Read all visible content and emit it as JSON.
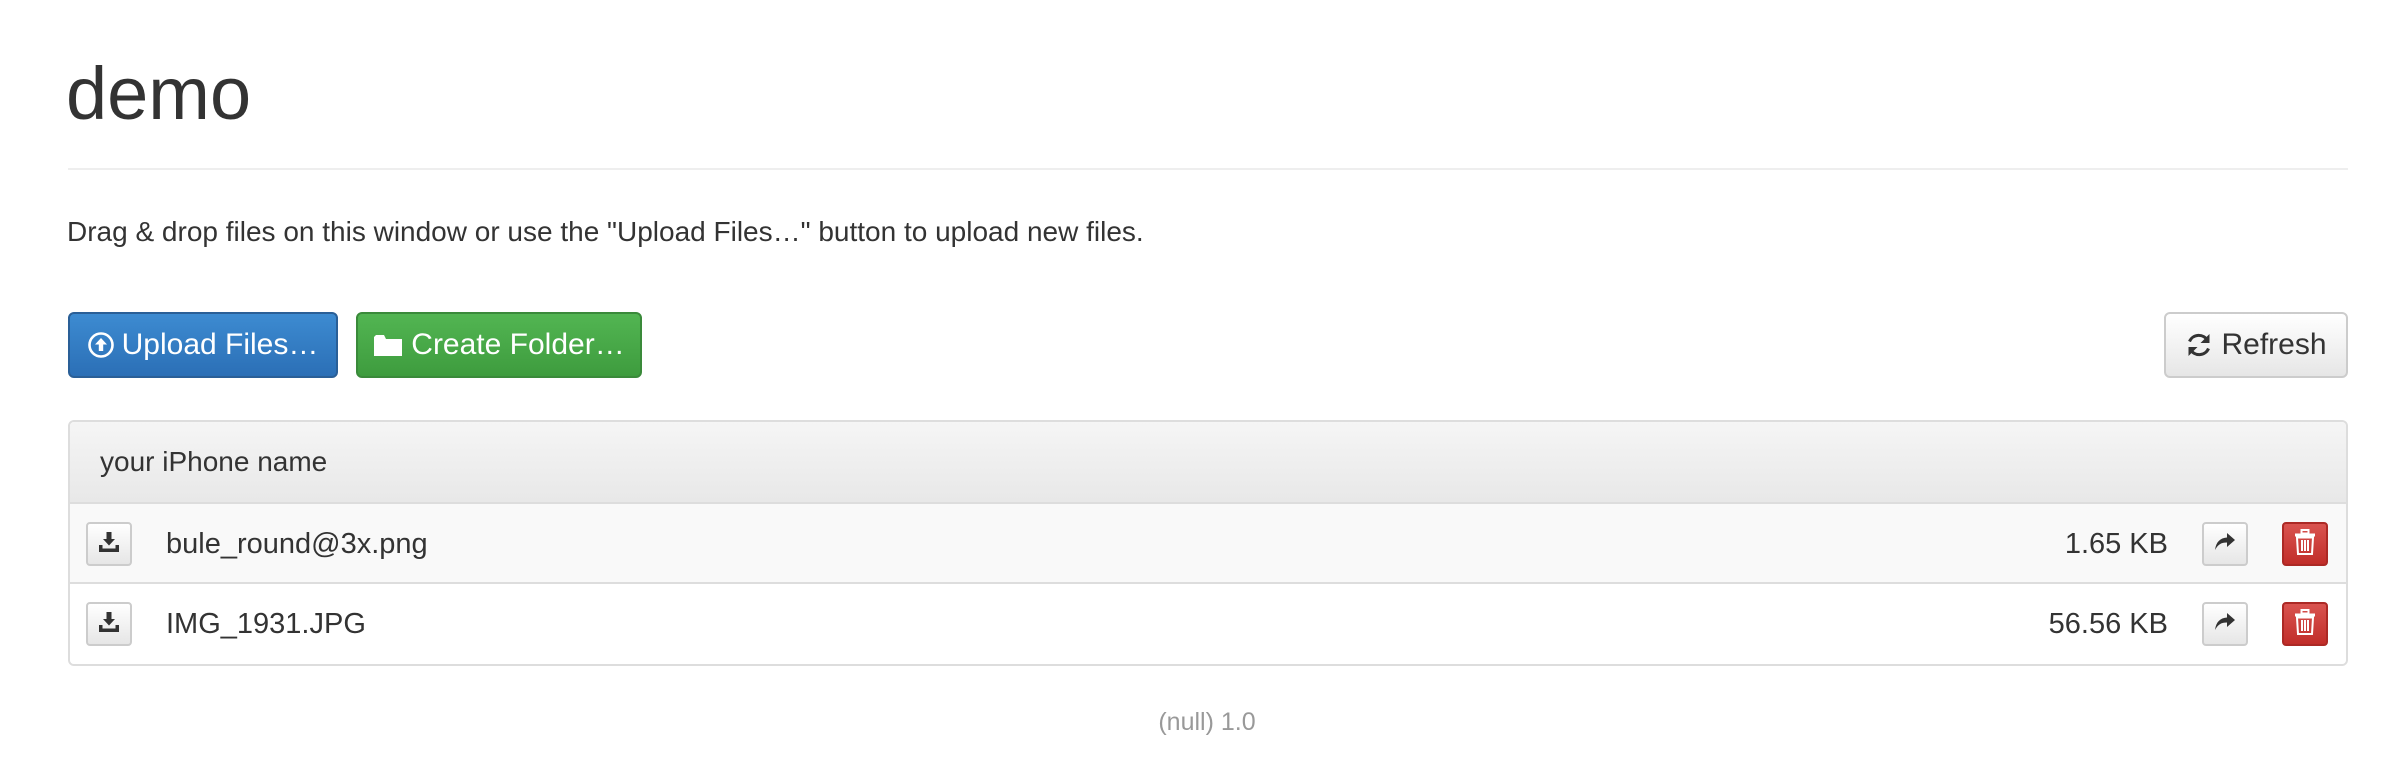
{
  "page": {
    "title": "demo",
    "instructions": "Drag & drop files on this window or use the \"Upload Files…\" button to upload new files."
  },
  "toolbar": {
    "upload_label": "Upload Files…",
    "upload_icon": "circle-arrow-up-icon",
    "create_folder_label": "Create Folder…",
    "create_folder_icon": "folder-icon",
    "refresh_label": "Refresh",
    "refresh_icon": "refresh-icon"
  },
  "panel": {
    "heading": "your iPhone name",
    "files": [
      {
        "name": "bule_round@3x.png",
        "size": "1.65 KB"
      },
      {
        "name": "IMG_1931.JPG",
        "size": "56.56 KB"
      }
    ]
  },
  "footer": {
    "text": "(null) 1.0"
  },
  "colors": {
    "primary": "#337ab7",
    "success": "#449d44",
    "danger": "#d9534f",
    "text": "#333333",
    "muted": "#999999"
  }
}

:::

Short task: Quote the records in full and exactly; skip any image.

Answer to the exercise:
Read all visible content and emit it as JSON.
{
  "page": {
    "title": "demo",
    "instructions": "Drag & drop files on this window or use the \"Upload Files…\" button to upload new files."
  },
  "toolbar": {
    "upload_label": "Upload Files…",
    "upload_icon": "circle-arrow-up-icon",
    "create_folder_label": "Create Folder…",
    "create_folder_icon": "folder-icon",
    "refresh_label": "Refresh",
    "refresh_icon": "refresh-icon"
  },
  "panel": {
    "heading": "your iPhone name",
    "files": [
      {
        "name": "bule_round@3x.png",
        "size": "1.65 KB"
      },
      {
        "name": "IMG_1931.JPG",
        "size": "56.56 KB"
      }
    ]
  },
  "footer": {
    "text": "(null) 1.0"
  },
  "colors": {
    "primary": "#337ab7",
    "success": "#449d44",
    "danger": "#d9534f",
    "text": "#333333",
    "muted": "#999999"
  }
}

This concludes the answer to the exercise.